WHAT TO PRODUCE:
Copy the data that follows, character for character, minus the pictures.

### EXERCISE MATERIAL

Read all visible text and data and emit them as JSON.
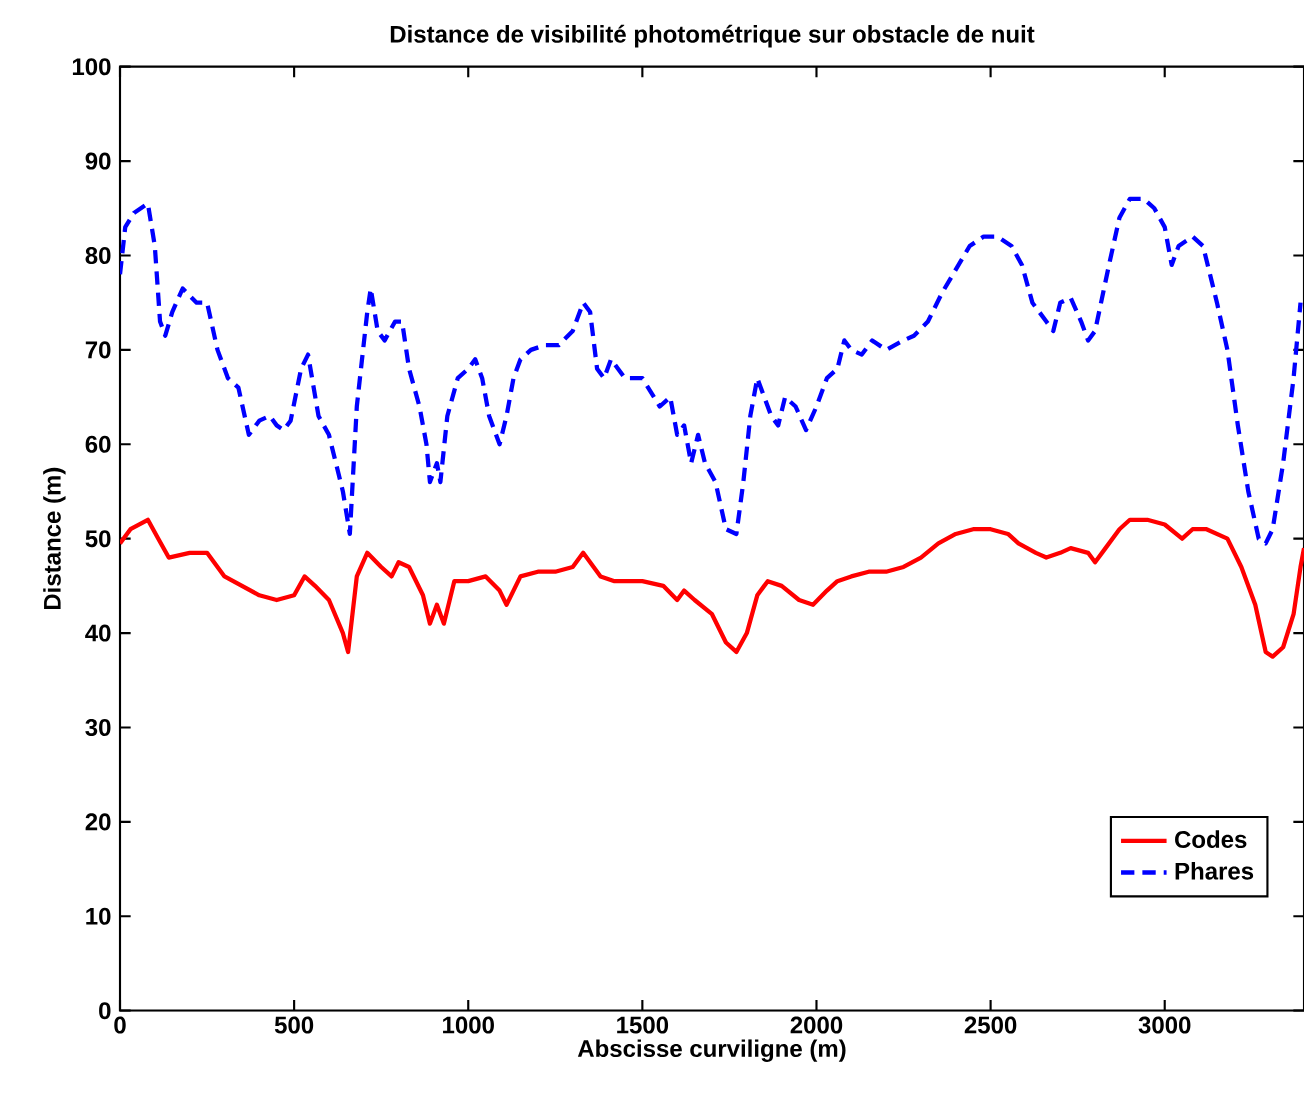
{
  "chart_data": {
    "type": "line",
    "title": "Distance de visibilité photométrique sur obstacle de nuit",
    "xlabel": "Abscisse curviligne (m)",
    "ylabel": "Distance (m)",
    "xlim": [
      0,
      3400
    ],
    "ylim": [
      0,
      100
    ],
    "xticks": [
      0,
      500,
      1000,
      1500,
      2000,
      2500,
      3000
    ],
    "yticks": [
      0,
      10,
      20,
      30,
      40,
      50,
      60,
      70,
      80,
      90,
      100
    ],
    "legend": "bottom right",
    "grid": false,
    "series": [
      {
        "name": "Codes",
        "color": "#ff0000",
        "line_style": "solid",
        "x": [
          0,
          30,
          80,
          110,
          140,
          200,
          250,
          300,
          350,
          400,
          450,
          500,
          530,
          560,
          600,
          640,
          655,
          680,
          710,
          750,
          780,
          800,
          830,
          870,
          890,
          910,
          930,
          960,
          1000,
          1050,
          1090,
          1110,
          1150,
          1200,
          1250,
          1300,
          1330,
          1360,
          1380,
          1420,
          1500,
          1560,
          1600,
          1620,
          1650,
          1700,
          1740,
          1770,
          1800,
          1830,
          1860,
          1900,
          1950,
          1990,
          2030,
          2060,
          2100,
          2150,
          2200,
          2250,
          2300,
          2350,
          2400,
          2450,
          2500,
          2550,
          2580,
          2630,
          2660,
          2700,
          2730,
          2780,
          2800,
          2830,
          2870,
          2900,
          2950,
          3000,
          3050,
          3080,
          3120,
          3180,
          3220,
          3260,
          3290,
          3310,
          3340,
          3370,
          3390,
          3400
        ],
        "values": [
          49.5,
          51,
          52,
          50,
          48,
          48.5,
          48.5,
          46,
          45,
          44,
          43.5,
          44,
          46,
          45,
          43.5,
          40,
          38,
          46,
          48.5,
          47,
          46,
          47.5,
          47,
          44,
          41,
          43,
          41,
          45.5,
          45.5,
          46,
          44.5,
          43,
          46,
          46.5,
          46.5,
          47,
          48.5,
          47,
          46,
          45.5,
          45.5,
          45,
          43.5,
          44.5,
          43.5,
          42,
          39,
          38,
          40,
          44,
          45.5,
          45,
          43.5,
          43,
          44.5,
          45.5,
          46,
          46.5,
          46.5,
          47,
          48,
          49.5,
          50.5,
          51,
          51,
          50.5,
          49.5,
          48.5,
          48,
          48.5,
          49,
          48.5,
          47.5,
          49,
          51,
          52,
          52,
          51.5,
          50,
          51,
          51,
          50,
          47,
          43,
          38,
          37.5,
          38.5,
          42,
          47,
          49
        ]
      },
      {
        "name": "Phares",
        "color": "#0000ff",
        "line_style": "dashed",
        "x": [
          0,
          15,
          40,
          80,
          100,
          115,
          130,
          150,
          180,
          220,
          250,
          280,
          310,
          340,
          370,
          400,
          430,
          450,
          470,
          490,
          520,
          540,
          570,
          600,
          620,
          640,
          660,
          680,
          710,
          720,
          740,
          760,
          790,
          810,
          830,
          860,
          880,
          890,
          910,
          920,
          940,
          970,
          1000,
          1020,
          1040,
          1060,
          1090,
          1110,
          1130,
          1150,
          1180,
          1220,
          1260,
          1300,
          1330,
          1350,
          1370,
          1390,
          1410,
          1450,
          1500,
          1550,
          1580,
          1600,
          1620,
          1640,
          1660,
          1680,
          1710,
          1740,
          1770,
          1790,
          1810,
          1830,
          1850,
          1870,
          1890,
          1910,
          1940,
          1970,
          2000,
          2030,
          2060,
          2080,
          2100,
          2130,
          2160,
          2200,
          2250,
          2280,
          2320,
          2360,
          2400,
          2440,
          2480,
          2520,
          2560,
          2590,
          2620,
          2660,
          2680,
          2700,
          2730,
          2760,
          2780,
          2800,
          2840,
          2870,
          2900,
          2940,
          2970,
          3000,
          3020,
          3040,
          3080,
          3110,
          3150,
          3180,
          3210,
          3240,
          3270,
          3290,
          3310,
          3340,
          3370,
          3390
        ],
        "values": [
          78,
          83,
          84.5,
          85.5,
          81,
          73,
          71.5,
          74,
          76.5,
          75,
          75,
          70,
          67,
          66,
          61,
          62.5,
          63,
          62,
          61.5,
          62.5,
          68,
          69.5,
          63,
          61,
          58,
          55,
          50.5,
          64,
          74,
          76.5,
          72,
          71,
          73,
          73,
          68,
          64,
          60,
          56,
          58,
          56,
          63,
          67,
          68,
          69,
          67,
          63,
          60,
          63,
          67,
          69,
          70,
          70.5,
          70.5,
          72,
          75,
          74,
          68,
          67,
          69,
          67,
          67,
          64,
          65,
          61,
          62,
          58,
          61,
          58,
          56,
          51,
          50.5,
          56,
          63,
          67,
          65,
          63,
          62,
          65,
          64,
          61.5,
          64,
          67,
          68,
          71,
          70,
          69.5,
          71,
          70,
          71,
          71.5,
          73,
          76,
          78.5,
          81,
          82,
          82,
          81,
          79,
          75,
          73,
          72,
          75,
          75.5,
          73,
          71,
          72,
          79,
          84,
          86,
          86,
          85,
          83,
          79,
          81,
          82,
          81,
          75,
          70,
          62,
          55,
          50,
          49.5,
          51,
          58,
          67,
          75
        ]
      }
    ]
  }
}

######

EXERCISE RESPONSE:
Read all visible text and data and emit them as JSON.
{
  "chart_data": {
    "type": "line",
    "title": "Distance de visibilité photométrique sur obstacle de nuit",
    "xlabel": "Abscisse curviligne (m)",
    "ylabel": "Distance (m)",
    "xlim": [
      0,
      3400
    ],
    "ylim": [
      0,
      100
    ],
    "xticks": [
      0,
      500,
      1000,
      1500,
      2000,
      2500,
      3000
    ],
    "yticks": [
      0,
      10,
      20,
      30,
      40,
      50,
      60,
      70,
      80,
      90,
      100
    ],
    "legend": "bottom right",
    "grid": false,
    "series": [
      {
        "name": "Codes",
        "color": "#ff0000",
        "line_style": "solid",
        "x": [
          0,
          30,
          80,
          110,
          140,
          200,
          250,
          300,
          350,
          400,
          450,
          500,
          530,
          560,
          600,
          640,
          655,
          680,
          710,
          750,
          780,
          800,
          830,
          870,
          890,
          910,
          930,
          960,
          1000,
          1050,
          1090,
          1110,
          1150,
          1200,
          1250,
          1300,
          1330,
          1360,
          1380,
          1420,
          1500,
          1560,
          1600,
          1620,
          1650,
          1700,
          1740,
          1770,
          1800,
          1830,
          1860,
          1900,
          1950,
          1990,
          2030,
          2060,
          2100,
          2150,
          2200,
          2250,
          2300,
          2350,
          2400,
          2450,
          2500,
          2550,
          2580,
          2630,
          2660,
          2700,
          2730,
          2780,
          2800,
          2830,
          2870,
          2900,
          2950,
          3000,
          3050,
          3080,
          3120,
          3180,
          3220,
          3260,
          3290,
          3310,
          3340,
          3370,
          3390,
          3400
        ],
        "values": [
          49.5,
          51,
          52,
          50,
          48,
          48.5,
          48.5,
          46,
          45,
          44,
          43.5,
          44,
          46,
          45,
          43.5,
          40,
          38,
          46,
          48.5,
          47,
          46,
          47.5,
          47,
          44,
          41,
          43,
          41,
          45.5,
          45.5,
          46,
          44.5,
          43,
          46,
          46.5,
          46.5,
          47,
          48.5,
          47,
          46,
          45.5,
          45.5,
          45,
          43.5,
          44.5,
          43.5,
          42,
          39,
          38,
          40,
          44,
          45.5,
          45,
          43.5,
          43,
          44.5,
          45.5,
          46,
          46.5,
          46.5,
          47,
          48,
          49.5,
          50.5,
          51,
          51,
          50.5,
          49.5,
          48.5,
          48,
          48.5,
          49,
          48.5,
          47.5,
          49,
          51,
          52,
          52,
          51.5,
          50,
          51,
          51,
          50,
          47,
          43,
          38,
          37.5,
          38.5,
          42,
          47,
          49
        ]
      },
      {
        "name": "Phares",
        "color": "#0000ff",
        "line_style": "dashed",
        "x": [
          0,
          15,
          40,
          80,
          100,
          115,
          130,
          150,
          180,
          220,
          250,
          280,
          310,
          340,
          370,
          400,
          430,
          450,
          470,
          490,
          520,
          540,
          570,
          600,
          620,
          640,
          660,
          680,
          710,
          720,
          740,
          760,
          790,
          810,
          830,
          860,
          880,
          890,
          910,
          920,
          940,
          970,
          1000,
          1020,
          1040,
          1060,
          1090,
          1110,
          1130,
          1150,
          1180,
          1220,
          1260,
          1300,
          1330,
          1350,
          1370,
          1390,
          1410,
          1450,
          1500,
          1550,
          1580,
          1600,
          1620,
          1640,
          1660,
          1680,
          1710,
          1740,
          1770,
          1790,
          1810,
          1830,
          1850,
          1870,
          1890,
          1910,
          1940,
          1970,
          2000,
          2030,
          2060,
          2080,
          2100,
          2130,
          2160,
          2200,
          2250,
          2280,
          2320,
          2360,
          2400,
          2440,
          2480,
          2520,
          2560,
          2590,
          2620,
          2660,
          2680,
          2700,
          2730,
          2760,
          2780,
          2800,
          2840,
          2870,
          2900,
          2940,
          2970,
          3000,
          3020,
          3040,
          3080,
          3110,
          3150,
          3180,
          3210,
          3240,
          3270,
          3290,
          3310,
          3340,
          3370,
          3390
        ],
        "values": [
          78,
          83,
          84.5,
          85.5,
          81,
          73,
          71.5,
          74,
          76.5,
          75,
          75,
          70,
          67,
          66,
          61,
          62.5,
          63,
          62,
          61.5,
          62.5,
          68,
          69.5,
          63,
          61,
          58,
          55,
          50.5,
          64,
          74,
          76.5,
          72,
          71,
          73,
          73,
          68,
          64,
          60,
          56,
          58,
          56,
          63,
          67,
          68,
          69,
          67,
          63,
          60,
          63,
          67,
          69,
          70,
          70.5,
          70.5,
          72,
          75,
          74,
          68,
          67,
          69,
          67,
          67,
          64,
          65,
          61,
          62,
          58,
          61,
          58,
          56,
          51,
          50.5,
          56,
          63,
          67,
          65,
          63,
          62,
          65,
          64,
          61.5,
          64,
          67,
          68,
          71,
          70,
          69.5,
          71,
          70,
          71,
          71.5,
          73,
          76,
          78.5,
          81,
          82,
          82,
          81,
          79,
          75,
          73,
          72,
          75,
          75.5,
          73,
          71,
          72,
          79,
          84,
          86,
          86,
          85,
          83,
          79,
          81,
          82,
          81,
          75,
          70,
          62,
          55,
          50,
          49.5,
          51,
          58,
          67,
          75
        ]
      }
    ]
  }
}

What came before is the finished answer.